Task prompt: Exactly reproduce the entries, dropping any pictures from your copy.

[Data excerpts]
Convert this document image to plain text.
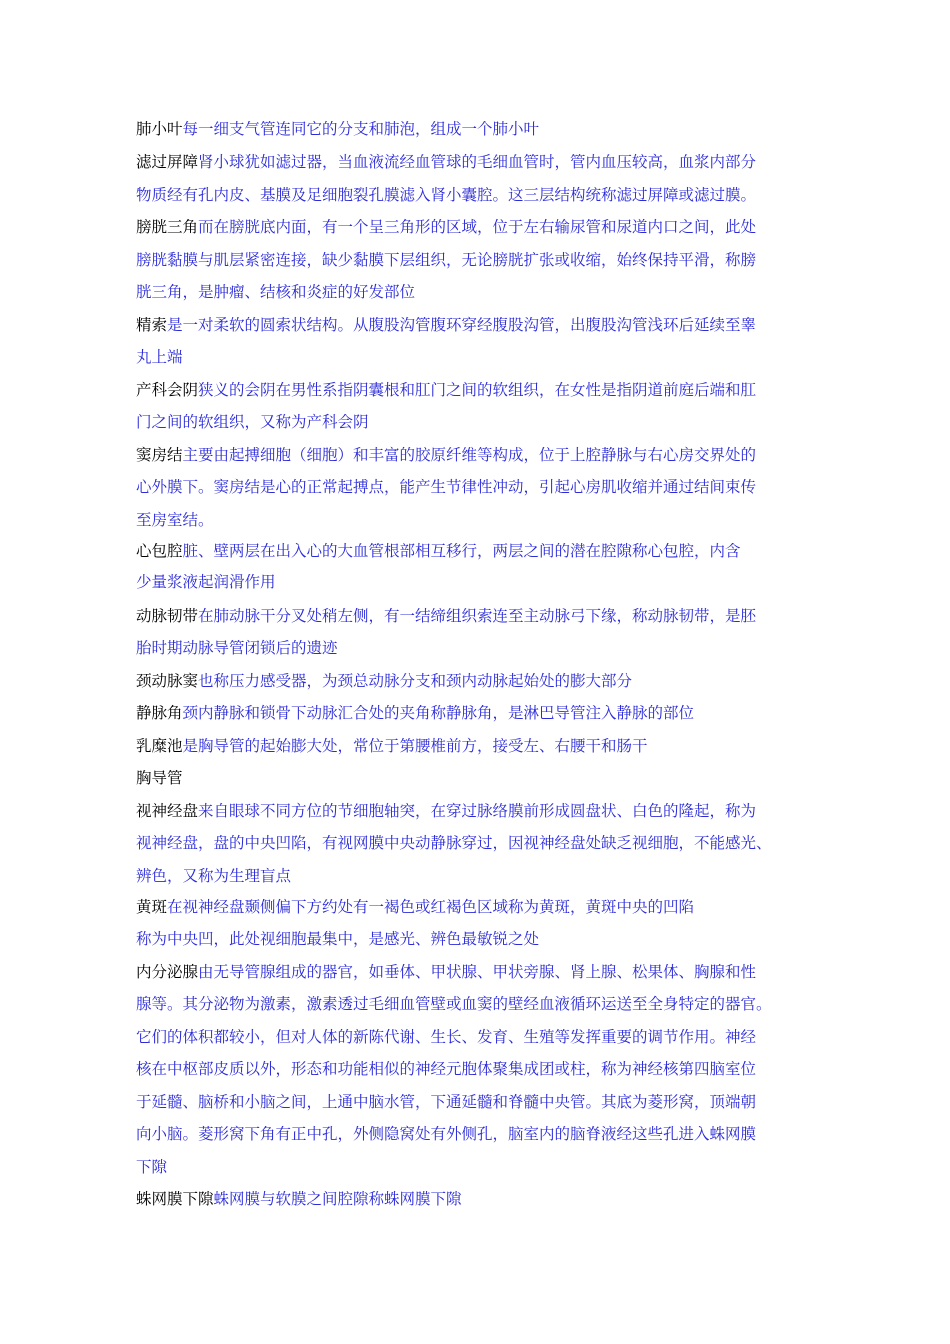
肺小叶每一细支气管连同它的分支和肺泡，组成一个肺小叶
滤过屏障肾小球犹如滤过器，当血液流经血管球的毛细血管时，管内血压较高，血浆内部分
物质经有孔内皮、基膜及足细胞裂孔膜滤入肾小囊腔。这三层结构统称滤过屏障或滤过膜。
膀胱三角而在膀胱底内面，有一个呈三角形的区域，位于左右输尿管和尿道内口之间，此处
膀胱黏膜与肌层紧密连接，缺少黏膜下层组织，无论膀胱扩张或收缩，始终保持平滑，称膀
胱三角，是肿瘤、结核和炎症的好发部位
精索是一对柔软的圆索状结构。从腹股沟管腹环穿经腹股沟管，出腹股沟管浅环后延续至睾
丸上端
产科会阴狭义的会阴在男性系指阴囊根和肛门之间的软组织，在女性是指阴道前庭后端和肛
门之间的软组织，又称为产科会阴
窦房结主要由起搏细胞（细胞）和丰富的胶原纤维等构成，位于上腔静脉与右心房交界处的
心外膜下。窦房结是心的正常起搏点，能产生节律性冲动，引起心房肌收缩并通过结间束传
至房室结。
心包腔脏、壁两层在出入心的大血管根部相互移行，两层之间的潜在腔隙称心包腔，内含
少量浆液起润滑作用
动脉韧带在肺动脉干分叉处稍左侧，有一结缔组织索连至主动脉弓下缘，称动脉韧带，是胚
胎时期动脉导管闭锁后的遗迹
颈动脉窦也称压力感受器，为颈总动脉分支和颈内动脉起始处的膨大部分
静脉角颈内静脉和锁骨下动脉汇合处的夹角称静脉角，是淋巴导管注入静脉的部位
乳糜池是胸导管的起始膨大处，常位于第腰椎前方，接受左、右腰干和肠干
胸导管
视神经盘来自眼球不同方位的节细胞轴突，在穿过脉络膜前形成圆盘状、白色的隆起，称为
视神经盘，盘的中央凹陷，有视网膜中央动静脉穿过，因视神经盘处缺乏视细胞，不能感光、
辨色，又称为生理盲点
黄斑在视神经盘颞侧偏下方约处有一褐色或红褐色区域称为黄斑，黄斑中央的凹陷
称为中央凹，此处视细胞最集中，是感光、辨色最敏锐之处
内分泌腺由无导管腺组成的器官，如垂体、甲状腺、甲状旁腺、肾上腺、松果体、胸腺和性
腺等。其分泌物为激素，激素透过毛细血管壁或血窦的壁经血液循环运送至全身特定的器官。
它们的体积都较小，但对人体的新陈代谢、生长、发育、生殖等发挥重要的调节作用。神经
核在中枢部皮质以外，形态和功能相似的神经元胞体聚集成团或柱，称为神经核第四脑室位
于延髓、脑桥和小脑之间，上通中脑水管，下通延髓和脊髓中央管。其底为菱形窝，顶端朝
向小脑。菱形窝下角有正中孔，外侧隐窝处有外侧孔，脑室内的脑脊液经这些孔进入蛛网膜
下隙
蛛网膜下隙蛛网膜与软膜之间腔隙称蛛网膜下隙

Answer to the task:
Convert this document image to plain text.
肺小叶每一细支气管连同它的分支和肺泡，组成一个肺小叶
滤过屏障肾小球犹如滤过器，当血液流经血管球的毛细血管时，管内血压较高，血浆内部分
物质经有孔内皮、基膜及足细胞裂孔膜滤入肾小囊腔。这三层结构统称滤过屏障或滤过膜。
膀胱三角而在膀胱底内面，有一个呈三角形的区域，位于左右输尿管和尿道内口之间，此处
膀胱黏膜与肌层紧密连接，缺少黏膜下层组织，无论膀胱扩张或收缩，始终保持平滑，称膀
胱三角，是肿瘤、结核和炎症的好发部位
精索是一对柔软的圆索状结构。从腹股沟管腹环穿经腹股沟管，出腹股沟管浅环后延续至睾
丸上端
产科会阴狭义的会阴在男性系指阴囊根和肛门之间的软组织，在女性是指阴道前庭后端和肛
门之间的软组织，又称为产科会阴
窦房结主要由起搏细胞（细胞）和丰富的胶原纤维等构成，位于上腔静脉与右心房交界处的
心外膜下。窦房结是心的正常起搏点，能产生节律性冲动，引起心房肌收缩并通过结间束传
至房室结。
心包腔脏、壁两层在出入心的大血管根部相互移行，两层之间的潜在腔隙称心包腔，内含
少量浆液起润滑作用
动脉韧带在肺动脉干分叉处稍左侧，有一结缔组织索连至主动脉弓下缘，称动脉韧带，是胚
胎时期动脉导管闭锁后的遗迹
颈动脉窦也称压力感受器，为颈总动脉分支和颈内动脉起始处的膨大部分
静脉角颈内静脉和锁骨下动脉汇合处的夹角称静脉角，是淋巴导管注入静脉的部位
乳糜池是胸导管的起始膨大处，常位于第腰椎前方，接受左、右腰干和肠干
胸导管
视神经盘来自眼球不同方位的节细胞轴突，在穿过脉络膜前形成圆盘状、白色的隆起，称为
视神经盘，盘的中央凹陷，有视网膜中央动静脉穿过，因视神经盘处缺乏视细胞，不能感光、
辨色，又称为生理盲点
黄斑在视神经盘颞侧偏下方约处有一褐色或红褐色区域称为黄斑，黄斑中央的凹陷
称为中央凹，此处视细胞最集中，是感光、辨色最敏锐之处
内分泌腺由无导管腺组成的器官，如垂体、甲状腺、甲状旁腺、肾上腺、松果体、胸腺和性
腺等。其分泌物为激素，激素透过毛细血管壁或血窦的壁经血液循环运送至全身特定的器官。
它们的体积都较小，但对人体的新陈代谢、生长、发育、生殖等发挥重要的调节作用。神经
核在中枢部皮质以外，形态和功能相似的神经元胞体聚集成团或柱，称为神经核第四脑室位
于延髓、脑桥和小脑之间，上通中脑水管，下通延髓和脊髓中央管。其底为菱形窝，顶端朝
向小脑。菱形窝下角有正中孔，外侧隐窝处有外侧孔，脑室内的脑脊液经这些孔进入蛛网膜
下隙
蛛网膜下隙蛛网膜与软膜之间腔隙称蛛网膜下隙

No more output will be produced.